> Challenge:
Output all the material that follows, exactly as given.

Records from a data source
━━━━━━━━━━━━━━━━━━━━

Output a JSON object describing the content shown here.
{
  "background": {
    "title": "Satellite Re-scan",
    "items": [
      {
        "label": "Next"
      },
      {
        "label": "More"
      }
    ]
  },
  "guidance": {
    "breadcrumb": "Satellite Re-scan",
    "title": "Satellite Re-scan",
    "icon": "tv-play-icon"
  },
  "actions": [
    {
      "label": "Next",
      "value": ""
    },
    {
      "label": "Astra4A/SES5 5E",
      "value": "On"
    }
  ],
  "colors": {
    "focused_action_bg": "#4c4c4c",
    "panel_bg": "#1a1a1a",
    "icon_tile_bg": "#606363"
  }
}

━━━━━━━━━━━━━━━━━━━━

> Exercise answer:
Output a JSON object describing the content shown here.
{
  "background": {
    "title": "Satellite Re-scan",
    "items": [
      {
        "label": "Next"
      },
      {
        "label": "More"
      }
    ]
  },
  "guidance": {
    "breadcrumb": "Satellite Re-scan",
    "title": "Satellite Re-scan",
    "icon": "tv-play-icon"
  },
  "actions": [
    {
      "label": "Next",
      "value": ""
    },
    {
      "label": "Astra4A/SES5 5E",
      "value": "On"
    }
  ],
  "colors": {
    "focused_action_bg": "#4c4c4c",
    "panel_bg": "#1a1a1a",
    "icon_tile_bg": "#606363"
  }
}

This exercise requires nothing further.